WHAT TO PRODUCE:
From the entries below, say how many lines carry the word "Vorlagen", and give nothing but the number.

SUPPLIED ENTRIES:
= = = =

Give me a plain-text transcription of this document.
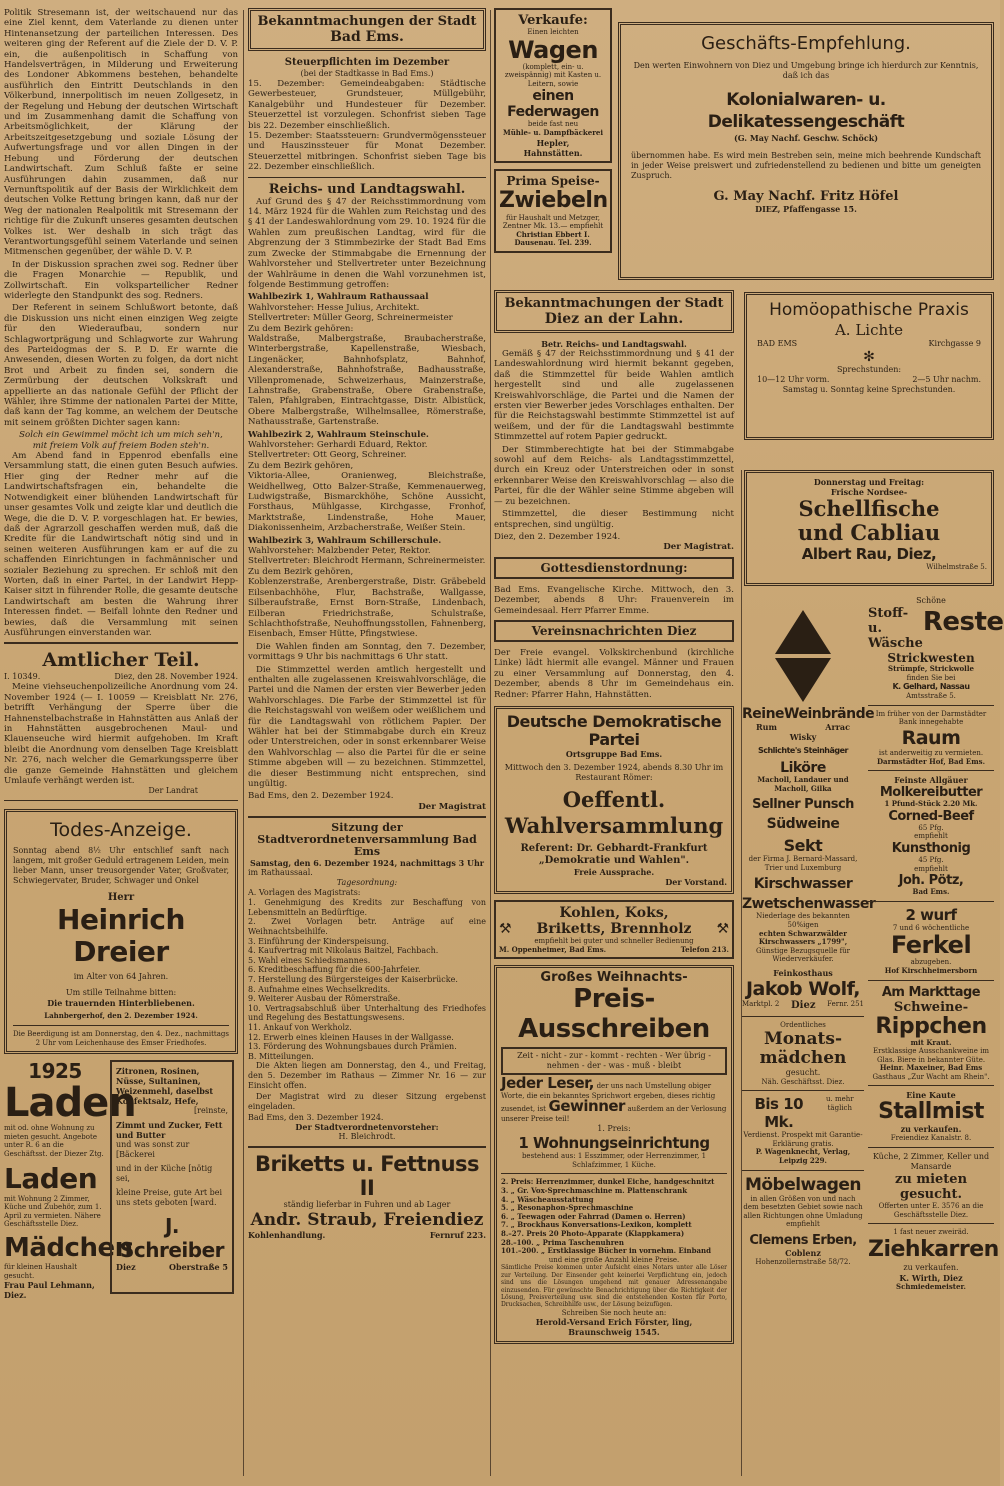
Politik Stresemann ist, der weitschauend nur das eine Ziel kennt, dem Vaterlande zu dienen unter Hintenansetzung der parteilichen Interessen. Des weiteren ging der Referent auf die Ziele der D. V. P. ein, die außenpolitisch in Schaffung von Handelsverträgen, in Milderung und Erweiterung des Londoner Abkommens bestehen, behandelte ausführlich den Eintritt Deutschlands in den Völkerbund, innerpolitisch im neuen Zollgesetz, in der Regelung und Hebung der deutschen Wirtschaft und im Zusammenhang damit die Schaffung von Arbeitsmöglichkeit, der Klärung der Arbeitszeitgesetzgebung und soziale Lösung der Aufwertungsfrage und vor allen Dingen in der Hebung und Förderung der deutschen Landwirtschaft. Zum Schluß faßte er seine Ausführungen dahin zusammen, daß nur Vernunftspolitik auf der Basis der Wirklichkeit dem deutschen Volke Rettung bringen kann, daß nur der Weg der nationalen Realpolitik mit Stresemann der richtige für die Zukunft unseres gesamten deutschen Volkes ist. Wer deshalb in sich trägt das Verantwortungsgefühl seinem Vaterlande und seinen Mitmenschen gegenüber, der wähle D. V. P.

In der Diskussion sprachen zwei sog. Redner über die Fragen Monarchie — Republik, und Zollwirtschaft. Ein volksparteilicher Redner widerlegte den Standpunkt des sog. Redners.

Der Referent in seinem Schlußwort betonte, daß die Diskussion uns nicht einen einzigen Weg zeigte für den Wiederaufbau, sondern nur Schlagwortprägung und Schlagworte zur Wahrung des Parteidogmas der S. P. D. Er warnte die Anwesenden, diesen Worten zu folgen, da dort nicht Brot und Arbeit zu finden sei, sondern die Zermürbung der deutschen Volkskraft und appellierte an das nationale Gefühl der Pflicht der Wähler, ihre Stimme der nationalen Partei der Mitte, daß kann der Tag komme, an welchem der Deutsche mit seinem größten Dichter sagen kann:

Solch ein Gewimmel möcht ich um mich seh'n,
mit freiem Volk auf freiem Boden steh'n.

Am Abend fand in Eppenrod ebenfalls eine Versammlung statt, die einen guten Besuch aufwies. Hier ging der Redner mehr auf die Landwirtschaftsfragen ein, behandelte die Notwendigkeit einer blühenden Landwirtschaft für unser gesamtes Volk und zeigte klar und deutlich die Wege, die die D. V. P. vorgeschlagen hat. Er bewies, daß der Agrarzoll geschaffen werden muß, daß die Kredite für die Landwirtschaft nötig sind und in seinen weiteren Ausführungen kam er auf die zu schaffenden Einrichtungen in fachmännischer und sozialer Beziehung zu sprechen. Er schloß mit den Worten, daß in einer Partei, in der Landwirt Hepp-Kaiser sitzt in führender Rolle, die gesamte deutsche Landwirtschaft am besten die Wahrung ihrer Interessen findet. — Beifall lohnte den Redner und bewies, daß die Versammlung mit seinen Ausführungen einverstanden war.

Amtlicher Teil.
I. 10349.	Diez, den 28. November 1924.

Meine viehseuchenpolizeiliche Anordnung vom 24. November 1924 (— I. 10059 — Kreisblatt Nr. 276, betrifft Verhängung der Sperre über die Hahnenstelbachstraße in Hahnstätten aus Anlaß der in Hahnstätten ausgebrochenen Maul- und Klauenseuche wird hiermit aufgehoben. Im Kraft bleibt die Anordnung vom denselben Tage Kreisblatt Nr. 276, nach welcher die Gemarkungssperre über die ganze Gemeinde Hahnstätten und gleichem Umlaufe verhängt werden ist.

Der Landrat
Todes-Anzeige.
Sonntag abend 8½ Uhr entschlief sanft nach langem, mit großer Geduld ertragenem Leiden, mein lieber Mann, unser treusorgender Vater, Großvater, Schwiegervater, Bruder, Schwager und Onkel
Herr
Heinrich Dreier
im Alter von 64 Jahren.
Um stille Teilnahme bitten:
Die trauernden Hinterbliebenen.
Lahnbergerhof, den 2. Dezember 1924.
Die Beerdigung ist am Donnerstag, den 4. Dez., nachmittags 2 Uhr vom Leichenhause des Emser Friedhofes.
1925
Laden
mit od. ohne Wohnung zu mieten gesucht. Angebote unter R. 6 an die Geschäftsst. der Diezer Ztg.
Laden
mit Wohnung 2 Zimmer, Küche und Zubehör, zum 1. April zu vermieten. Nähere Geschäftsstelle Diez.
Mädchen
für kleinen Haushalt gesucht.
Frau Paul Lehmann, Diez.
Zitronen, Rosinen, Nüsse, Sultaninen, Weizenmehl, daselbst Konfektsalz, Hefe,
[reinste,
Zimmt und Zucker, Fett und Butter
und was sonst zur [Bäckerei
und in der Küche [nötig sei,
kleine Preise, gute Art bei uns stets geboten [ward.
J. Schreiber
Diez	Oberstraße 5
Bekanntmachungen der Stadt
Bad Ems.
Steuerpflichten im Dezember
(bei der Stadtkasse in Bad Ems.)

15. Dezember: Gemeindeabgaben: Städtische Gewerbesteuer, Grundsteuer, Müllgebühr, Kanalgebühr und Hundesteuer für Dezember. Steuerzettel ist vorzulegen. Schonfrist sieben Tage bis 22. Dezember einschließlich.

15. Dezember: Staatssteuern: Grundvermögenssteuer und Hauszinssteuer für Monat Dezember. Steuerzettel mitbringen. Schonfrist sieben Tage bis 22. Dezember einschließlich.

Reichs- und Landtagswahl.

Auf Grund des § 47 der Reichsstimmordnung vom 14. März 1924 für die Wahlen zum Reichstag und des § 41 der Landeswahlordnung vom 29. 10. 1924 für die Wahlen zum preußischen Landtag, wird für die Abgrenzung der 3 Stimmbezirke der Stadt Bad Ems zum Zwecke der Stimmabgabe die Ernennung der Wahlvorsteher und Stellvertreter unter Bezeichnung der Wahlräume in denen die Wahl vorzunehmen ist, folgende Bestimmung getroffen:

Wahlbezirk 1, Wahlraum Rathaussaal
Wahlvorsteher: Hesse Julius, Architekt.
Stellvertreter: Müller Georg, Schreinermeister
Zu dem Bezirk gehören:

Waldstraße, Malbergstraße, Braubacherstraße, Winterbergstraße, Kapellenstraße, Wiesbach, Lingenäcker, Bahnhofsplatz, Bahnhof, Alexanderstraße, Bahnhofstraße, Badhausstraße, Villenpromenade, Schweizerhaus, Mainzerstraße, Lahnstraße, Grabenstraße, Obere Grabenstraße, Talen, Pfahlgraben, Eintrachtgasse, Distr. Albistück, Obere Malbergstraße, Wilhelmsallee, Römerstraße, Nathausstraße, Gartenstraße.

Wahlbezirk 2, Wahlraum Steinschule.
Wahlvorsteher: Gerhardi Eduard, Rektor.
Stellvertreter: Ott Georg, Schreiner.
Zu dem Bezirk gehören,

Viktoria-Allee, Oranienweg, Bleichstraße, Weidhellweg, Otto Balzer-Straße, Kemmenauerweg, Ludwigstraße, Bismarckhöhe, Schöne Aussicht, Forsthaus, Mühlgasse, Kirchgasse, Fronhof, Marktstraße, Lindenstraße, Hohe Mauer, Diakonissenheim, Arzbacherstraße, Weißer Stein.

Wahlbezirk 3, Wahlraum Schillerschule.
Wahlvorsteher: Malzbender Peter, Rektor.
Stellvertreter: Bleichrodt Hermann, Schreinermeister.
Zu dem Bezirk gehören,

Koblenzerstraße, Arenbergerstraße, Distr. Gräbebeld Eilsenbachhöhe, Flur, Bachstraße, Wallgasse, Silberaufstraße, Ernst Born-Straße, Lindenbach, Eilberan Friedrichstraße, Schulstraße, Schlachthofstraße, Neuhoffnungsstollen, Fahnenberg, Eisenbach, Emser Hütte, Pfingstwiese.

Die Wahlen finden am Sonntag, den 7. Dezember, vormittags 9 Uhr bis nachmittags 6 Uhr statt.

Die Stimmzettel werden amtlich hergestellt und enthalten alle zugelassenen Kreiswahlvorschläge, die Partei und die Namen der ersten vier Bewerber jeden Wahlvorschlages. Die Farbe der Stimmzettel ist für die Reichstagswahl von weißem oder weißlichem und für die Landtagswahl von rötlichem Papier. Der Wähler hat bei der Stimmabgabe durch ein Kreuz oder Unterstreichen, oder in sonst erkennbarer Weise den Wahlvorschlag — also die Partei für die er seine Stimme abgeben will — zu bezeichnen. Stimmzettel, die dieser Bestimmung nicht entsprechen, sind ungültig.

Bad Ems, den 2. Dezember 1924.
Der Magistrat
Sitzung der Stadtverordnetenversammlung Bad Ems
Samstag, den 6. Dezember 1924, nachmittags 3 Uhr
im Rathaussaal.
Tagesordnung:
A. Vorlagen des Magistrats:
1. Genehmigung des Kredits zur Beschaffung von Lebensmitteln an Bedürftige.
2. Zwei Vorlagen betr. Anträge auf eine Weihnachtsbeihilfe.
3. Einführung der Kinderspeisung.
4. Kaufvertrag mit Nikolaus Baitzel, Fachbach.
5. Wahl eines Schiedsmannes.
6. Kreditbeschaffung für die 600-Jahrfeier.
7. Herstellung des Bürgersteiges der Kaiserbrücke.
8. Aufnahme eines Wechselkredits.
9. Weiterer Ausbau der Römerstraße.
10. Vertragsabschluß über Unterhaltung des Friedhofes und Regelung des Bestattungswesens.
11. Ankauf von Werkholz.
12. Erwerb eines kleinen Hauses in der Wallgasse.
13. Förderung des Wohnungsbaues durch Prämien.
B. Mitteilungen.

Die Akten liegen am Donnerstag, den 4., und Freitag, den 5. Dezember im Rathaus — Zimmer Nr. 16 — zur Einsicht offen.

Der Magistrat wird zu dieser Sitzung ergebenst eingeladen.

Bad Ems, den 3. Dezember 1924.
Der Stadtverordnetenvorsteher:
H. Bleichrodt.
Briketts u. Fettnuss II
ständig lieferbar in Fuhren und ab Lager
Andr. Straub, Freiendiez
Kohlenhandlung.	Fernruf 223.
Verkaufe:
Einen leichten
Wagen
(komplett, ein- u. zweispännig) mit Kasten u. Leitern, sowie
einen Federwagen
beide fast neu
Mühle- u. Dampfbäckerei
Hepler,
Hahnstätten.
Prima Speise-
Zwiebeln
für Haushalt und Metzger, Zentner Mk. 13.— empfiehlt
Christian Ebbert I.
Dausenau. Tel. 239.
Bekanntmachungen der Stadt
Diez an der Lahn.
Betr. Reichs- und Landtagswahl.

Gemäß § 47 der Reichsstimmordnung und § 41 der Landeswahlordnung wird hiermit bekannt gegeben, daß die Stimmzettel für beide Wahlen amtlich hergestellt sind und alle zugelassenen Kreiswahlvorschläge, die Partei und die Namen der ersten vier Bewerber jedes Vorschlages enthalten. Der für die Reichstagswahl bestimmte Stimmzettel ist auf weißem, und der für die Landtagswahl bestimmte Stimmzettel auf rotem Papier gedruckt.

Der Stimmberechtigte hat bei der Stimmabgabe sowohl auf dem Reichs- als Landtagsstimmzettel, durch ein Kreuz oder Unterstreichen oder in sonst erkennbarer Weise den Kreiswahlvorschlag — also die Partei, für die der Wähler seine Stimme abgeben will — zu bezeichnen.

Stimmzettel, die dieser Bestimmung nicht entsprechen, sind ungültig.

Diez, den 2. Dezember 1924.
Der Magistrat.
Gottesdienstordnung:

Bad Ems. Evangelische Kirche. Mittwoch, den 3. Dezember, abends 8 Uhr: Frauenverein im Gemeindesaal. Herr Pfarrer Emme.

Vereinsnachrichten Diez

Der Freie evangel. Volkskirchenbund (kirchliche Linke) lädt hiermit alle evangel. Männer und Frauen zu einer Versammlung auf Donnerstag, den 4. Dezember, abends 8 Uhr im Gemeindehaus ein. Redner: Pfarrer Hahn, Hahnstätten.

Deutsche Demokratische Partei
Ortsgruppe Bad Ems.
Mittwoch den 3. Dezember 1924, abends 8.30 Uhr im Restaurant Römer:
Oeffentl. Wahlversammlung
Referent: Dr. Gebhardt-Frankfurt
„Demokratie und Wahlen".
Freie Aussprache.
Der Vorstand.
Kohlen, Koks,
⚒ Briketts, Brennholz ⚒
empfiehlt bei guter und schneller Bedienung
M. Oppenheimer, Bad Ems.	Telefon 213.
Großes Weihnachts-
Preis-Ausschreiben
Zeit - nicht - zur - kommt - rechten - Wer übrig - nehmen - der - was - muß - bleibt
Jeder Leser, der uns nach Umstellung obiger Worte, die ein bekanntes Sprichwort ergeben, dieses richtig zusendet, ist Gewinner außerdem an der Verlosung unserer Preise teil!
1. Preis:
1 Wohnungseinrichtung
bestehend aus: 1 Esszimmer, oder Herrenzimmer, 1 Schlafzimmer, 1 Küche.
2. Preis: Herrenzimmer, dunkel Eiche, handgeschnitzt
3. „ Gr. Vox-Sprechmaschine m. Plattenschrank
4. „ Wäscheausstattung
5. „ Resonaphon-Sprechmaschine
6. „ Teewagen oder Fahrrad (Damen o. Herren)
7. „ Brockhaus Konversations-Lexikon, komplett
8.–27. Preis 20 Photo-Apparate (Klappkamera)
28.–100. „ Prima Taschenuhren
101.–200. „ Erstklassige Bücher in vornehm. Einband
und eine große Anzahl kleine Preise.
Sämtliche Preise kommen unter Aufsicht eines Notars unter alle Löser zur Verteilung. Der Einsender geht keinerlei Verpflichtung ein, jedoch sind uns die Lösungen umgehend mit genauer Adressenangabe einzusenden. Für gewünschte Benachrichtigung über die Richtigkeit der Lösung, Preisverteilung usw. sind die entstehenden Kosten für Porto, Drucksachen, Schreibhilfe usw., der Lösung beizufügen.
Schreiben Sie noch heute an:
Herold-Versand Erich Förster, ling,
Braunschweig 1545.
Geschäfts-Empfehlung.
Den werten Einwohnern von Diez und Umgebung bringe ich hierdurch zur Kenntnis, daß ich das
Kolonialwaren- u. Delikatessengeschäft
(G. May Nachf. Geschw. Schöck)
übernommen habe. Es wird mein Bestreben sein, meine mich beehrende Kundschaft in jeder Weise preiswert und zufriedenstellend zu bedienen und bitte um geneigten Zuspruch.
G. May Nachf. Fritz Höfel
DIEZ, Pfaffengasse 15.
Homöopathische Praxis
A. Lichte
BAD EMS	Kirchgasse 9
✻
Sprechstunden:
10—12 Uhr vorm.	2—5 Uhr nachm.
Samstag u. Sonntag keine Sprechstunden.
Donnerstag und Freitag:
Frische Nordsee-
Schellfische
und Cabliau
Albert Rau, Diez,
Wilhelmstraße 5.
ReineWeinbrände
Rum	Arrac
Wisky
Schlichte's Steinhäger
Liköre
Macholl, Landauer und Macholl, Gilka
Sellner Punsch
Südweine
Sekt
der Firma J. Bernard-Massard, Trier und Luxemburg
Kirschwasser
Zwetschenwasser
Niederlage des bekannten 50%igen
echten Schwarzwälder Kirschwassers „1799",
Günstige Bezugsquelle für Wiederverkäufer.
Feinkosthaus
Jakob Wolf,
Marktpl. 2 Diez Fernr. 251
Ordentliches
Monats-
mädchen
gesucht.
Näh. Geschäftsst. Diez.
Bis 10 Mk.
u. mehr täglich
Verdienst. Prospekt mit Garantie-Erklärung gratis.
P. Wagenknecht, Verlag, Leipzig 229.
Möbelwagen
in allen Größen von und nach dem besetzten Gebiet sowie nach allen Richtungen ohne Umladung empfiehlt
Clemens Erben,
Coblenz
Hohenzollernstraße 58/72.
Schöne
Stoff- u.
Wäsche
Reste
Strickwesten
Strümpfe, Strickwolle
finden Sie bei
K. Gelhard, Nassau
Amtsstraße 5.
Im früher von der Darmstädter Bank innegehabte
Raum
ist anderweitig zu vermieten.
Darmstädter Hof, Bad Ems.
Feinste Allgäuer
Molkereibutter
1 Pfund-Stück 2.20 Mk.
Corned-Beef
65 Pfg.
empfiehlt
Kunsthonig
45 Pfg.
empfiehlt
Joh. Pötz,
Bad Ems.
2 wurf
7 und 6 wöchentliche
Ferkel
abzugeben.
Hof Kirschheimersborn
Am Markttage
Schweine-
Rippchen
mit Kraut.
Erstklassige Ausschankweine im Glas. Biere in bekannter Güte.
Heinr. Maxeiner, Bad Ems
Gasthaus „Zur Wacht am Rhein".
Eine Kaute
Stallmist
zu verkaufen.
Freiendiez Kanalstr. 8.
Küche, 2 Zimmer, Keller und Mansarde
zu mieten
gesucht.
Offerten unter E. 3576 an die Geschäftsstelle Diez.
1 fast neuer zweiräd.
Ziehkarren
zu verkaufen.
K. Wirth, Diez
Schmiedemeister.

= = = =

THE OUTPUT:
2